◆ What is required:
Where a line contains the word "title", copy that line.

○ ○ ○

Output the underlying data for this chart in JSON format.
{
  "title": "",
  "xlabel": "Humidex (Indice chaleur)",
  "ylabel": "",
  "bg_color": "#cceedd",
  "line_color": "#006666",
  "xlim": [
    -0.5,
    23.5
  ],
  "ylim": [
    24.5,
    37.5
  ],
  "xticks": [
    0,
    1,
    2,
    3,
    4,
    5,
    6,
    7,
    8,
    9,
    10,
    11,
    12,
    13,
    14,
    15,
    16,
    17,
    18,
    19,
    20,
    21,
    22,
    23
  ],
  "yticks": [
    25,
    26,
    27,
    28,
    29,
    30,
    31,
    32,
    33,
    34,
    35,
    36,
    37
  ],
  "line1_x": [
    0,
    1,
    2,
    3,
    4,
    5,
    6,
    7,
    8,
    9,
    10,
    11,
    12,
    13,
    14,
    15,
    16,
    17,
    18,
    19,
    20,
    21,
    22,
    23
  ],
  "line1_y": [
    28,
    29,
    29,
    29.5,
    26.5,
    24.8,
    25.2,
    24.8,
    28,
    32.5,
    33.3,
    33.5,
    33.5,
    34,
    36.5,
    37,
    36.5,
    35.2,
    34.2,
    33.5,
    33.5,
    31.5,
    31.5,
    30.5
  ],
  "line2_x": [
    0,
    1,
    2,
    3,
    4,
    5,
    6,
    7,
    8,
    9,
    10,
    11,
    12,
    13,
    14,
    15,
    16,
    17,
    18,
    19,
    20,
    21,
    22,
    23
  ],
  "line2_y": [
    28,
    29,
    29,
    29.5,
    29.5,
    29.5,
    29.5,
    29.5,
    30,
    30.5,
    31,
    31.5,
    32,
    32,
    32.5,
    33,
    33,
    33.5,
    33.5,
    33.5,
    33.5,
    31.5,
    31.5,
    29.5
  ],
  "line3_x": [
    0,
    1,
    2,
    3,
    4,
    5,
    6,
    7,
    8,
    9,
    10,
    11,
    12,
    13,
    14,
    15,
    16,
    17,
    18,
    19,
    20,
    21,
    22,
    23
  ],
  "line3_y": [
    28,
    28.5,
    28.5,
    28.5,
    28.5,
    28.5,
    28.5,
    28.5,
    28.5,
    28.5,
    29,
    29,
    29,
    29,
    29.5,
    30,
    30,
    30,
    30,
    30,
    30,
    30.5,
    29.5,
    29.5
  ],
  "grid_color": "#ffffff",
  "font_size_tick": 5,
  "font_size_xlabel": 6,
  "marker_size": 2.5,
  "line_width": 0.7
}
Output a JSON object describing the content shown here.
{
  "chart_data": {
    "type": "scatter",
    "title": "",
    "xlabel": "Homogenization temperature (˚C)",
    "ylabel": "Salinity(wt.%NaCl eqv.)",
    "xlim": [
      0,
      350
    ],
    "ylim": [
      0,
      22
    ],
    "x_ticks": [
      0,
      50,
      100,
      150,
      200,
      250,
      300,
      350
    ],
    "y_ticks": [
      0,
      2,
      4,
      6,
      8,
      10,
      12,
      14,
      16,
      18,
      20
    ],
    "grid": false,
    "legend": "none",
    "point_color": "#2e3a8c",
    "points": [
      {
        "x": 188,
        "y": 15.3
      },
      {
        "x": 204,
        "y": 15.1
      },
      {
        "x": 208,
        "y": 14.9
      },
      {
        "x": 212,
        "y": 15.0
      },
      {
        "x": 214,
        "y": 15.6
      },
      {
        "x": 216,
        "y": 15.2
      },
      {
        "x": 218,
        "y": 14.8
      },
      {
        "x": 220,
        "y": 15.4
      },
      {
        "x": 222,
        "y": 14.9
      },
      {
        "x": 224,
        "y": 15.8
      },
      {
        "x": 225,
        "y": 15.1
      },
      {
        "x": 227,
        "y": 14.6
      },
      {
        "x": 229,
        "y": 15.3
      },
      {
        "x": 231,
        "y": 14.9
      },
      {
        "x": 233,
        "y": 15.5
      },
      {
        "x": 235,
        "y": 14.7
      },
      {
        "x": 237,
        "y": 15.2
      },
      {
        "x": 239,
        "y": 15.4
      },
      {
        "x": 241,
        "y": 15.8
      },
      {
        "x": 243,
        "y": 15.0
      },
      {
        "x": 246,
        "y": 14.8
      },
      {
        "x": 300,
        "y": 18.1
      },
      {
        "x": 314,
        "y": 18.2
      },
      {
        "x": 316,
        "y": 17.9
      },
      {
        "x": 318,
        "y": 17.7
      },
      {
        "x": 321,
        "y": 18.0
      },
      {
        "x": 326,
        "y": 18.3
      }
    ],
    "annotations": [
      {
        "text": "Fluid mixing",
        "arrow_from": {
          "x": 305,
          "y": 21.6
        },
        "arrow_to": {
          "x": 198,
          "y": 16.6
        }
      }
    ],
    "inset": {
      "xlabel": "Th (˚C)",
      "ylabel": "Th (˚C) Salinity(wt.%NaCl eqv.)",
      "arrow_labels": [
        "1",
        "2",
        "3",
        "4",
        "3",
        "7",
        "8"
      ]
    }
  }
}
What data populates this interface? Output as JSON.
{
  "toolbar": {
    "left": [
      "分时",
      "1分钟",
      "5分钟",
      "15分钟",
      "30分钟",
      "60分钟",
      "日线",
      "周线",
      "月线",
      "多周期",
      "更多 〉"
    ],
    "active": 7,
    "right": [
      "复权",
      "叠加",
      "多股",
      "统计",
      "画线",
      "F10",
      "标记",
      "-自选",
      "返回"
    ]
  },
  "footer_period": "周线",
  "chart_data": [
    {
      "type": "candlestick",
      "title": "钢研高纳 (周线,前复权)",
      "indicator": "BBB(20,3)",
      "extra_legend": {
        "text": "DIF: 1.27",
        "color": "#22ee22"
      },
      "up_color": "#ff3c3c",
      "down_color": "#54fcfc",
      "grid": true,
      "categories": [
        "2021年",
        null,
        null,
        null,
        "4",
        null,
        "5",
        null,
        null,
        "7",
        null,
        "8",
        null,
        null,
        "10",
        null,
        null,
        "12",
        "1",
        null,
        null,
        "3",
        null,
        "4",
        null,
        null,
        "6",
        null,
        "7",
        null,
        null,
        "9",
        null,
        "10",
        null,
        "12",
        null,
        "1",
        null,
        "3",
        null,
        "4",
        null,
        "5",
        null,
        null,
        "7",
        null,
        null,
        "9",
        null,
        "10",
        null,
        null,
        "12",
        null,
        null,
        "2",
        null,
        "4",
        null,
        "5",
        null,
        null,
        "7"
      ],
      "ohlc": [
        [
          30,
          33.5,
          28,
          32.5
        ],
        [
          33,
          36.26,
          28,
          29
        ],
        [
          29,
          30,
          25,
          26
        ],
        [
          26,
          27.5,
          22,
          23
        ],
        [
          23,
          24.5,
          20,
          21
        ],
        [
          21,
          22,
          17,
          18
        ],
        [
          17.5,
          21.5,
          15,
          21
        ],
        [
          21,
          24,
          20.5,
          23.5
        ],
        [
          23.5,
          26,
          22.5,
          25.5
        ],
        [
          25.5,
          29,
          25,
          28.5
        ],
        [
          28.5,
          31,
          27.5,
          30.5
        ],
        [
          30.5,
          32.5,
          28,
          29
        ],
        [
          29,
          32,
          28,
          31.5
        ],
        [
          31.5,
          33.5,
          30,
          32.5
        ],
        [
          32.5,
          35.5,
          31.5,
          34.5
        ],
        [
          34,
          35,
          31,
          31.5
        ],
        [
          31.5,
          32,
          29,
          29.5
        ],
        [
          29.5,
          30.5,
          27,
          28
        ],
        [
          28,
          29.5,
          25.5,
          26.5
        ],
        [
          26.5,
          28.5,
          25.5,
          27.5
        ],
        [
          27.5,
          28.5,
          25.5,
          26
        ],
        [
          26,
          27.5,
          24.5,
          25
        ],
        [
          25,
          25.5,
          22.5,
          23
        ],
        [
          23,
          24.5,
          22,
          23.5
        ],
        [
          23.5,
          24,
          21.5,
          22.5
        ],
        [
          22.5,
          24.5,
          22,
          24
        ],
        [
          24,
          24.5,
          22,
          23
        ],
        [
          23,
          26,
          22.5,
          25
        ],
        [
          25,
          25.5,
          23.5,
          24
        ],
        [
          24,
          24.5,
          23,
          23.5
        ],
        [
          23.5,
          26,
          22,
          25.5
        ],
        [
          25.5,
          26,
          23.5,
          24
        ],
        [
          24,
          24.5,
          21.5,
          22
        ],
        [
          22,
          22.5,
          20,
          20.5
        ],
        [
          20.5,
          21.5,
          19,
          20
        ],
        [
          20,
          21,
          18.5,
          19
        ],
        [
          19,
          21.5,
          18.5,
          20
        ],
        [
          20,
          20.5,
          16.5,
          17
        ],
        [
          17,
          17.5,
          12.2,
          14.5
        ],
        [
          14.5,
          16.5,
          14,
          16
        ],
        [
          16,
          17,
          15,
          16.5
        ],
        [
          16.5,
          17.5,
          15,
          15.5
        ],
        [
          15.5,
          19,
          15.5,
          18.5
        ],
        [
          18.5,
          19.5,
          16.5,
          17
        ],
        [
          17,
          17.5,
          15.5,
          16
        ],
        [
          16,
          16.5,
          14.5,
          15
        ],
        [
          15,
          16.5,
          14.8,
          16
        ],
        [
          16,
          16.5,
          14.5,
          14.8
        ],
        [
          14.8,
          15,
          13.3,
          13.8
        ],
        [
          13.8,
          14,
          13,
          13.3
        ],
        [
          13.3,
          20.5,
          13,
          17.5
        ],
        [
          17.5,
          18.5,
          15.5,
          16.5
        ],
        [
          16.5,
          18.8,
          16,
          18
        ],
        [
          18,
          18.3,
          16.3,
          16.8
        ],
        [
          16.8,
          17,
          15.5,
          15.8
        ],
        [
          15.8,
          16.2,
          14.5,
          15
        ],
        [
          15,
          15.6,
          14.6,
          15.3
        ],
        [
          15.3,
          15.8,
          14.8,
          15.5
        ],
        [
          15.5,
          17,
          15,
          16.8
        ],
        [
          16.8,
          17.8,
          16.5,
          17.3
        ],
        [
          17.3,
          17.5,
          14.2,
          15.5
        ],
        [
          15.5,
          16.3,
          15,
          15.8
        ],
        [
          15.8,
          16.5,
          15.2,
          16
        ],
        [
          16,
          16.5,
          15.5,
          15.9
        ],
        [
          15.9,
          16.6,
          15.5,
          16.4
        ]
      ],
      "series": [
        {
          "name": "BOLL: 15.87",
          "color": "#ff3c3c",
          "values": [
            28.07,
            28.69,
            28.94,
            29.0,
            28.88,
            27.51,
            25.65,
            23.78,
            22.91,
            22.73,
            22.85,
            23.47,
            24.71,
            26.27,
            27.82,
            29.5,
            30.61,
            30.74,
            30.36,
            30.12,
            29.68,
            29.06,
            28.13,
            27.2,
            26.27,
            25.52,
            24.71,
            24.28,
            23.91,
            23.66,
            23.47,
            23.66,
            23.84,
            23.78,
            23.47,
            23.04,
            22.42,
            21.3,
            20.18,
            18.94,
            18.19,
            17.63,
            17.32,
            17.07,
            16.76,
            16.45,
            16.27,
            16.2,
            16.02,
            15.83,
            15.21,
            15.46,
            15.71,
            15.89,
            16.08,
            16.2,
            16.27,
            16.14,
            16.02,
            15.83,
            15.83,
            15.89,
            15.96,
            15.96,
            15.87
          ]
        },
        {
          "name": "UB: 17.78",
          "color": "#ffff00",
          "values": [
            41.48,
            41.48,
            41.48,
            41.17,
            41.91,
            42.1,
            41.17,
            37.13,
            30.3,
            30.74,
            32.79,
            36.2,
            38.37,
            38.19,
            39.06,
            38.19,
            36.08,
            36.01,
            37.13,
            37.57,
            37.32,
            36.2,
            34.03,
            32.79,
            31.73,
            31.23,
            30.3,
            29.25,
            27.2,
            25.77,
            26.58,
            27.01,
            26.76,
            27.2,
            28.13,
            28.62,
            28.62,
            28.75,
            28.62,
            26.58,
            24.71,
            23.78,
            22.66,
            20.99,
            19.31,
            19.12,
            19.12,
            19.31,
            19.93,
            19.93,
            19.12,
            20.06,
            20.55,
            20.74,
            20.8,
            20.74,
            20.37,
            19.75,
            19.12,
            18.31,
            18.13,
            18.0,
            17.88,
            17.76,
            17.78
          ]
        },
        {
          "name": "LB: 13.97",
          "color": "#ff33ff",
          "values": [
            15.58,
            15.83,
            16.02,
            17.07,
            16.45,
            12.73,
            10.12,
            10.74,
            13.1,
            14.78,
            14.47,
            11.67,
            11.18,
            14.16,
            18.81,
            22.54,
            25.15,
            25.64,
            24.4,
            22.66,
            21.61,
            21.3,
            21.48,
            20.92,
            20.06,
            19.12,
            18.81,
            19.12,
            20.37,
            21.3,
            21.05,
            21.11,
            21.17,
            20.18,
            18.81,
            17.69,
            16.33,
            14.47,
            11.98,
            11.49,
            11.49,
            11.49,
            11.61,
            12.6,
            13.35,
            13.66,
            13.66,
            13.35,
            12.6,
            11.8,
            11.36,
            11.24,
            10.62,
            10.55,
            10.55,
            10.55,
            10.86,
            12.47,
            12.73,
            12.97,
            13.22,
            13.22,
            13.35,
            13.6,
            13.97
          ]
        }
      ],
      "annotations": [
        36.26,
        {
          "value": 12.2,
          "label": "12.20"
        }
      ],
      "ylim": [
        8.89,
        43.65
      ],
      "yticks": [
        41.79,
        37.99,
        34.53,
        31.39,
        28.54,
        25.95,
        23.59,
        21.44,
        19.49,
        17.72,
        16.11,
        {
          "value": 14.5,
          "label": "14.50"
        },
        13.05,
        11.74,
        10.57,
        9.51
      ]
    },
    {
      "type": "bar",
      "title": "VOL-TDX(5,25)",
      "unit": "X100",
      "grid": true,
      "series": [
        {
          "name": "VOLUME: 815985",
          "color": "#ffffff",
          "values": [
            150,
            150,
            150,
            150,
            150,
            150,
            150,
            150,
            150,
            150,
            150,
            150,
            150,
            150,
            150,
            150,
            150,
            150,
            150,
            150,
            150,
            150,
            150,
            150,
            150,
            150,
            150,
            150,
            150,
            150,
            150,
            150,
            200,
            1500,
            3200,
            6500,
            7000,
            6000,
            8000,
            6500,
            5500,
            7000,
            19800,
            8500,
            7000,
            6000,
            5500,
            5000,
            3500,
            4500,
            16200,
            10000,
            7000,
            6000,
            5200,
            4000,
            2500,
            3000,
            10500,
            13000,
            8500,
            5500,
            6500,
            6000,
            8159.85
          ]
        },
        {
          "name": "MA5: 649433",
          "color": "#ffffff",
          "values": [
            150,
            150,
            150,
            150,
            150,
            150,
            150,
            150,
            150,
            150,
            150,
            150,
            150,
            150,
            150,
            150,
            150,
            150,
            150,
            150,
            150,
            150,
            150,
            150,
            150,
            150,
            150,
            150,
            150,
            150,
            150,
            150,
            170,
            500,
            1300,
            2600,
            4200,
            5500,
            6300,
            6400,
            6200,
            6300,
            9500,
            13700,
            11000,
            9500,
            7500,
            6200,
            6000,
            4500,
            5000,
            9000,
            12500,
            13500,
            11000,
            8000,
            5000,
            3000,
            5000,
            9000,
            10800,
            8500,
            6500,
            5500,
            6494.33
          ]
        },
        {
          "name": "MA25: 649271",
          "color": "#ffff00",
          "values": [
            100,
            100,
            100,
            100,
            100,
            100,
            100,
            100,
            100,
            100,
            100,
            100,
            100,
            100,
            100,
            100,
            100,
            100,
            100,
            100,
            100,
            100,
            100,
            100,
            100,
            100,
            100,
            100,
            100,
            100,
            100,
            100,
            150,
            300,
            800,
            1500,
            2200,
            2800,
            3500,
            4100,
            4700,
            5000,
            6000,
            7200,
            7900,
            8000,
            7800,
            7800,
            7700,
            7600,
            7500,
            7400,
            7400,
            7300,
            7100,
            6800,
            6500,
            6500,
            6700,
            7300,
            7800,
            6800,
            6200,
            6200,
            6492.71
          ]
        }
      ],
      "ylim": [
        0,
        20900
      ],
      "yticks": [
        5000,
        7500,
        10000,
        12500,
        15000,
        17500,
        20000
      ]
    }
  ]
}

○ ○ ○

◆ Response below:
  "title": "",
    "title": "",
      "title": "钢研高纳 (周线,前复权)",
      "title": "VOL-TDX(5,25)",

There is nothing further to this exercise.